Figure record extracts
────
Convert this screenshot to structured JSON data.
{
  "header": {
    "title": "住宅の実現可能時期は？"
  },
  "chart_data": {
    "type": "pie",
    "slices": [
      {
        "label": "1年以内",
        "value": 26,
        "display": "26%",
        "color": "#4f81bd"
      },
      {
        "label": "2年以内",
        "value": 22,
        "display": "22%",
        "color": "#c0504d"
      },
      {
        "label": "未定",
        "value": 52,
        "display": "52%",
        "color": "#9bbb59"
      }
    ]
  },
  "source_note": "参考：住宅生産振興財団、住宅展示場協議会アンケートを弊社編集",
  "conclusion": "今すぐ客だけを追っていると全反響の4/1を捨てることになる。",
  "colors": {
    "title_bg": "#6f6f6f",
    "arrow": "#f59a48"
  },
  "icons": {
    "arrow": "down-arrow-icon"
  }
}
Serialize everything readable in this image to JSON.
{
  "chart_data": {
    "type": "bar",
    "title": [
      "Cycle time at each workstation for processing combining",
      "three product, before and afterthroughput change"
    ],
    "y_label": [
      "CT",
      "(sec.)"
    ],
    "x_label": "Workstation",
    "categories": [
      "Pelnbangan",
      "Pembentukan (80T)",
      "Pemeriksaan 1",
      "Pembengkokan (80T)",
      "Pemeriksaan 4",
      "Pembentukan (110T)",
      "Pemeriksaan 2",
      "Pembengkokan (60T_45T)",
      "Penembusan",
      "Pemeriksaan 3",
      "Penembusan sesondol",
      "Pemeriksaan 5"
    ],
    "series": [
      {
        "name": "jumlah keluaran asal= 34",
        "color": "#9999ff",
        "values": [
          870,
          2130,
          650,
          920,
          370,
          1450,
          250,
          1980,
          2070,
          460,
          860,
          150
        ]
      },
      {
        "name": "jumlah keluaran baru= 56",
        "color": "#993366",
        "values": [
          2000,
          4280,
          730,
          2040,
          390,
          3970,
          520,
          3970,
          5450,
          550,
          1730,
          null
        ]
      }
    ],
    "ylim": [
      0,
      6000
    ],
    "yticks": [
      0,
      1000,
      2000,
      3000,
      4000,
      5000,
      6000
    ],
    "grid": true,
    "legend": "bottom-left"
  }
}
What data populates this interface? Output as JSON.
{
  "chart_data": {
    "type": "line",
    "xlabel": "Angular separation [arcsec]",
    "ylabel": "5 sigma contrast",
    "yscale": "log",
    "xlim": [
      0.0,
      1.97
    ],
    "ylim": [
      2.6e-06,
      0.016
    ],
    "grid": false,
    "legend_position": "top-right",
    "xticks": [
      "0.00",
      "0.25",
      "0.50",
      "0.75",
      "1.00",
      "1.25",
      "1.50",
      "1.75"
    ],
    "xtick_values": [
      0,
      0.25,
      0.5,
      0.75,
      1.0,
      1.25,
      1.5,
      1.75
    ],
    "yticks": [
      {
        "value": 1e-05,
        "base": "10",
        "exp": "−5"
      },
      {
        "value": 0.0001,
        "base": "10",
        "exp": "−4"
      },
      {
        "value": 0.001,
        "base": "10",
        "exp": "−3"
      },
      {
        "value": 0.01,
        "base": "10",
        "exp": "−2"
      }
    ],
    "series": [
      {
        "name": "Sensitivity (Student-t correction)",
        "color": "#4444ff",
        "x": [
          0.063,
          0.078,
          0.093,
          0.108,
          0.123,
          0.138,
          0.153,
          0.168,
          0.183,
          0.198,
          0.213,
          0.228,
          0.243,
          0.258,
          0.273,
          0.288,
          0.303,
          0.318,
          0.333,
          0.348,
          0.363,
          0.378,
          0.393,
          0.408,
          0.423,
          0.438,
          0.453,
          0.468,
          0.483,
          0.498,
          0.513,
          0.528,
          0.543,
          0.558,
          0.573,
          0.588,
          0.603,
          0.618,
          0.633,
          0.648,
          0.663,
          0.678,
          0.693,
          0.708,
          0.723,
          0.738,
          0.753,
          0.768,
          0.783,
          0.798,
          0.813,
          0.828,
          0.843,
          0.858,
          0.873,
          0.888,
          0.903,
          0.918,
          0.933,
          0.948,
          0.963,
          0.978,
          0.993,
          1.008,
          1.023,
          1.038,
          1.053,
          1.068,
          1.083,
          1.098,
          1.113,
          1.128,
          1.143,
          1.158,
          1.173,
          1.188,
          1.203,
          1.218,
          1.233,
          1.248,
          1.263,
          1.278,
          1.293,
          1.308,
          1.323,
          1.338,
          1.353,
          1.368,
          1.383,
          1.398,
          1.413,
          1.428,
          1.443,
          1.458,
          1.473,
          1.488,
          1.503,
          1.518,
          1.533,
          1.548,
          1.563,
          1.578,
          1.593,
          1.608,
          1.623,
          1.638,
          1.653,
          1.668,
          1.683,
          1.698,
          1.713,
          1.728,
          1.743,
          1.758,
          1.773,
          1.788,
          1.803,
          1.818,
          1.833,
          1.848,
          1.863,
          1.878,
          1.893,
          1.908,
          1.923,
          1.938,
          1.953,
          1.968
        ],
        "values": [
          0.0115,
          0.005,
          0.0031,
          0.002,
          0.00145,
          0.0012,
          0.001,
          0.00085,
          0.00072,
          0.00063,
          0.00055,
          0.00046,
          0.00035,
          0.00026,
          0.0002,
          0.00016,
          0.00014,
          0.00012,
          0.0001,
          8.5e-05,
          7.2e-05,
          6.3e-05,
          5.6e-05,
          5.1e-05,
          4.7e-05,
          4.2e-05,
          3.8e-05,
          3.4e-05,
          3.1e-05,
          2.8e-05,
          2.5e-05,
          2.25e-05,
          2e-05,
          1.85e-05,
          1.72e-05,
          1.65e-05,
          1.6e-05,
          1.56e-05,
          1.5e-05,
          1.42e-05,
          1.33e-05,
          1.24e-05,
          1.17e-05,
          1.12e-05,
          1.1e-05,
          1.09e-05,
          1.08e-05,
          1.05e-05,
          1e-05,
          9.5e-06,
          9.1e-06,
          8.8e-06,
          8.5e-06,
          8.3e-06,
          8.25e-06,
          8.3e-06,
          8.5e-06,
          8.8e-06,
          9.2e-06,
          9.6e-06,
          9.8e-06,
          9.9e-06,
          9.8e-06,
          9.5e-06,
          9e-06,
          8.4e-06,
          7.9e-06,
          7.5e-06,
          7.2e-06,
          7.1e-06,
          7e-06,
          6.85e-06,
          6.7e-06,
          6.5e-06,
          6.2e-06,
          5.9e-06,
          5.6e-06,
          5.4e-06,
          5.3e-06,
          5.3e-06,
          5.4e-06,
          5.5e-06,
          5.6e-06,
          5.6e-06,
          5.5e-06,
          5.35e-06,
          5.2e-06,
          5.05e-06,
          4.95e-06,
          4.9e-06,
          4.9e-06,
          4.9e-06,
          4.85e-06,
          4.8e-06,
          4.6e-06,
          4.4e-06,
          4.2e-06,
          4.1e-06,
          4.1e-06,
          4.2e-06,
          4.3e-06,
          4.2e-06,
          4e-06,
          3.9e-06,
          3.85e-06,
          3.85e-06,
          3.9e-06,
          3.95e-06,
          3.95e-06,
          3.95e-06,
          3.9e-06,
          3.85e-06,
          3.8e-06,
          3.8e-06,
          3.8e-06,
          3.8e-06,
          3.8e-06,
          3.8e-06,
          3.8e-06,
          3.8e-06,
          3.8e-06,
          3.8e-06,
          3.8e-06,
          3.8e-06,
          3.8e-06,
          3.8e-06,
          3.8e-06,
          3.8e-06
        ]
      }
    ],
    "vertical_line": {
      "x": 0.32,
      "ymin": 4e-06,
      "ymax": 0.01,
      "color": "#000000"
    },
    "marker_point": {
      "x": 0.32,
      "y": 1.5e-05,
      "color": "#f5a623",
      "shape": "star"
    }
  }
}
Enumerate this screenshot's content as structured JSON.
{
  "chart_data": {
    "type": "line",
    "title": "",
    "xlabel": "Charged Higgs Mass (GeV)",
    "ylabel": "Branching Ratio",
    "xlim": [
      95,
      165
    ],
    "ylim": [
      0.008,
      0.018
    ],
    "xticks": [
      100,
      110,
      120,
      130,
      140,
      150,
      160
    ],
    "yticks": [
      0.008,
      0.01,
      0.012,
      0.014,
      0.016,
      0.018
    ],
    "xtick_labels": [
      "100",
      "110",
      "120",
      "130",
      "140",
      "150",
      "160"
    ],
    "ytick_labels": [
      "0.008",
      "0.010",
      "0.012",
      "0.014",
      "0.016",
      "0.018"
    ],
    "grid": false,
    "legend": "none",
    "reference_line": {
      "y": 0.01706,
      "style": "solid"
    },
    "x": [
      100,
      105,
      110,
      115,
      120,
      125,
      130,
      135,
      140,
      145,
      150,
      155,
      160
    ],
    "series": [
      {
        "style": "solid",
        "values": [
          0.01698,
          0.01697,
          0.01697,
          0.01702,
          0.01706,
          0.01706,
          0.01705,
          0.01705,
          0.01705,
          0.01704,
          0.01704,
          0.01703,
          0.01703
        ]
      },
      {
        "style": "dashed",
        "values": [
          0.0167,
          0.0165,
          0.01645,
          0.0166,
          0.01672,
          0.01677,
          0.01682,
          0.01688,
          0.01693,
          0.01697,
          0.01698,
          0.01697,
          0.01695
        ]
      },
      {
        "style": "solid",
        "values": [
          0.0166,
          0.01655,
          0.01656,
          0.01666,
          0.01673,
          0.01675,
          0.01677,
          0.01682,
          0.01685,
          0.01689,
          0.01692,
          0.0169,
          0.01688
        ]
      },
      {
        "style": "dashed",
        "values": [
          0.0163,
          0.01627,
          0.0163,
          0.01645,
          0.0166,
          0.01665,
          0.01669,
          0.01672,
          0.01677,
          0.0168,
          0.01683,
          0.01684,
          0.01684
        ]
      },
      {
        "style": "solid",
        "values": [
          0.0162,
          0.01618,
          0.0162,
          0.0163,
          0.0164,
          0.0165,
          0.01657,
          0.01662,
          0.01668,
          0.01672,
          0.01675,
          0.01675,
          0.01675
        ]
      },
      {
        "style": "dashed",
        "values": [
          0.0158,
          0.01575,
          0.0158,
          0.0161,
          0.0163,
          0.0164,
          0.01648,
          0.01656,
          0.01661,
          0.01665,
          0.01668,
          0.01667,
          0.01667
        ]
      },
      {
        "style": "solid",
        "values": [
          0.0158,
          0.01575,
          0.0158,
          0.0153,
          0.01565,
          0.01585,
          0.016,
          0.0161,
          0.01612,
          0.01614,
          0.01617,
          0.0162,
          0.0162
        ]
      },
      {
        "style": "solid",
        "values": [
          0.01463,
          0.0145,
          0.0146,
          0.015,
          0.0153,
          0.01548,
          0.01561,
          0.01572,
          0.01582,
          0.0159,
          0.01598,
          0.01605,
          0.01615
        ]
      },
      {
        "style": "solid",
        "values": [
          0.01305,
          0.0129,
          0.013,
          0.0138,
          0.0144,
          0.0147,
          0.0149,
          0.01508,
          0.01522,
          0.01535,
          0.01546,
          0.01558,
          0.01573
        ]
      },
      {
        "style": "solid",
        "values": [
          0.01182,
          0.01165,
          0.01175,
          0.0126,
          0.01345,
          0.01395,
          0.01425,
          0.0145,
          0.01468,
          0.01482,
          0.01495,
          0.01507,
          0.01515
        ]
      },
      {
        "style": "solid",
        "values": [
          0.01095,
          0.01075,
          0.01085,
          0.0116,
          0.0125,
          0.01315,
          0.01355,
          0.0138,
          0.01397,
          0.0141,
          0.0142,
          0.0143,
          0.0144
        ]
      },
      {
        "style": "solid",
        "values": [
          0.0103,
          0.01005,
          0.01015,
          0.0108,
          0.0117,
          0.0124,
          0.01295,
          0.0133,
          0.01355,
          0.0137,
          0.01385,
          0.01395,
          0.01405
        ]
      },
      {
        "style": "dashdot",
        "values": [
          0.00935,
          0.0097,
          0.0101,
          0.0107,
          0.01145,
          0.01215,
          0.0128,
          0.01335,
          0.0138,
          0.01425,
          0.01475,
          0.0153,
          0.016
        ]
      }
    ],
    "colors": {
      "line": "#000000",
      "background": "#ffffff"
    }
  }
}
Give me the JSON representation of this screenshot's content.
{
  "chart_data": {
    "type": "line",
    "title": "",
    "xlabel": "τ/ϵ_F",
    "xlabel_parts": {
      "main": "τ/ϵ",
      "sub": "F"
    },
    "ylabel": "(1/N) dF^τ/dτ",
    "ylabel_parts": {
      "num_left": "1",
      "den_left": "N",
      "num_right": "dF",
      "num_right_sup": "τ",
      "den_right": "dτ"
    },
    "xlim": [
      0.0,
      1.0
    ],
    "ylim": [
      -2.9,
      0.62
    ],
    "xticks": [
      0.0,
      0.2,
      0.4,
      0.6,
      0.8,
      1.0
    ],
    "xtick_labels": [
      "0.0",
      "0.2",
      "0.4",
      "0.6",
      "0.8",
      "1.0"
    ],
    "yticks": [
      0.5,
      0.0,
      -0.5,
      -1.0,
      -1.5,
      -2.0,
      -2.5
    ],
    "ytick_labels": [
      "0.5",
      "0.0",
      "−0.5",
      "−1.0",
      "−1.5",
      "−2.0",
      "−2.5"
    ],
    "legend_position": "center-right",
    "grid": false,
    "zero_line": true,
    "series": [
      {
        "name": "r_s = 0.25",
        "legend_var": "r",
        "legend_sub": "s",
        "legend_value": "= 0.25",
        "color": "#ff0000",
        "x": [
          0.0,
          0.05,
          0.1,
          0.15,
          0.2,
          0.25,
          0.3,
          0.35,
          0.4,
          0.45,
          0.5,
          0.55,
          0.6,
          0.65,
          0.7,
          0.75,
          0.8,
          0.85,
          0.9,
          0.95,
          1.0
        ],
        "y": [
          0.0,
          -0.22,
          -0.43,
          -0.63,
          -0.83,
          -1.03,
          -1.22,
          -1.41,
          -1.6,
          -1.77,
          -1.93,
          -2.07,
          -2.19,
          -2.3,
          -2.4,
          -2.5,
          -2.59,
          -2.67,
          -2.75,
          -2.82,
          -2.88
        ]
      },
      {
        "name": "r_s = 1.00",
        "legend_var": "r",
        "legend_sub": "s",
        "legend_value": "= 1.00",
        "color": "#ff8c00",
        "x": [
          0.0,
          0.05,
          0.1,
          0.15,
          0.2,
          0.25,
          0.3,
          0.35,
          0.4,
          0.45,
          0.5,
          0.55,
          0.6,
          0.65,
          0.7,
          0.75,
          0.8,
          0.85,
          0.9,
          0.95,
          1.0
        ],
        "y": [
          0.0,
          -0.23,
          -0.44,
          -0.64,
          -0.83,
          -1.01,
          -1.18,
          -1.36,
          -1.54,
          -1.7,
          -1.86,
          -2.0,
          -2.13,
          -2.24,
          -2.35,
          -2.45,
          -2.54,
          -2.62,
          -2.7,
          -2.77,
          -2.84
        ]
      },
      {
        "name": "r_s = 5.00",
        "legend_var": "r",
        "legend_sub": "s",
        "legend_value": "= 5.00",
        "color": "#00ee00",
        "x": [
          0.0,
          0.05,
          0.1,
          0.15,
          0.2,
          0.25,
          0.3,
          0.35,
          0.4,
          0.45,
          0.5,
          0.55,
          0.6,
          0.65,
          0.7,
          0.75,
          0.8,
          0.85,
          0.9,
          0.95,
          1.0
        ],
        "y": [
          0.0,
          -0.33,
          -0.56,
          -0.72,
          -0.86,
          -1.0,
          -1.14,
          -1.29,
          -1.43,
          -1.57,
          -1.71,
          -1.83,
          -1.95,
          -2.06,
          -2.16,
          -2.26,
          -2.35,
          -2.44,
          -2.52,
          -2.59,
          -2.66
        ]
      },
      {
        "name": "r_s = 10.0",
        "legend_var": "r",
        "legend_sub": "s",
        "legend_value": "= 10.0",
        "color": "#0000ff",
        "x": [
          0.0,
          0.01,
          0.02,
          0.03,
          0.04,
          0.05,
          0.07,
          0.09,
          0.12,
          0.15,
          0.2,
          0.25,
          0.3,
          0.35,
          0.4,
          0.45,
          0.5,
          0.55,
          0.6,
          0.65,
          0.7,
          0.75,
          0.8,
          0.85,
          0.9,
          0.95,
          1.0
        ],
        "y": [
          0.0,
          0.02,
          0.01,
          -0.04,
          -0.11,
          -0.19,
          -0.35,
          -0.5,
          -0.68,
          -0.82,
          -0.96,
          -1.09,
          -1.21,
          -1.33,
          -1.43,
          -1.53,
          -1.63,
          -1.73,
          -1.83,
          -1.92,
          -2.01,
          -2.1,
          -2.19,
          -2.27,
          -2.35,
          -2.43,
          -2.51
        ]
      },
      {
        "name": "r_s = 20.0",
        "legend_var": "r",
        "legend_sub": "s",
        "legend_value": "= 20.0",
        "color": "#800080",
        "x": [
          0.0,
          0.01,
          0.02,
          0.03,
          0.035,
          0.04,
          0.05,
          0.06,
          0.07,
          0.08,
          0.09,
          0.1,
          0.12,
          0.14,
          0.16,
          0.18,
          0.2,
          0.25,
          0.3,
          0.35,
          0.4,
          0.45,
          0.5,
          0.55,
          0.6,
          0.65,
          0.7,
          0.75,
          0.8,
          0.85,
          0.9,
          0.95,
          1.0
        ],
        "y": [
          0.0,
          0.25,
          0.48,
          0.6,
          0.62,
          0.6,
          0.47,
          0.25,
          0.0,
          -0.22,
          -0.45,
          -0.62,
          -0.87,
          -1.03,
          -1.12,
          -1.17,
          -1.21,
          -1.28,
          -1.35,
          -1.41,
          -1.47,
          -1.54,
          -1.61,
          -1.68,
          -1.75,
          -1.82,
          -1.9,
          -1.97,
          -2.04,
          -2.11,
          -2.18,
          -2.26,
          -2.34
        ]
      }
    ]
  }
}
────
Exercise: Each line of the material that holds the string "Pembengkokan" counts once; give the total alone.

The answer: 2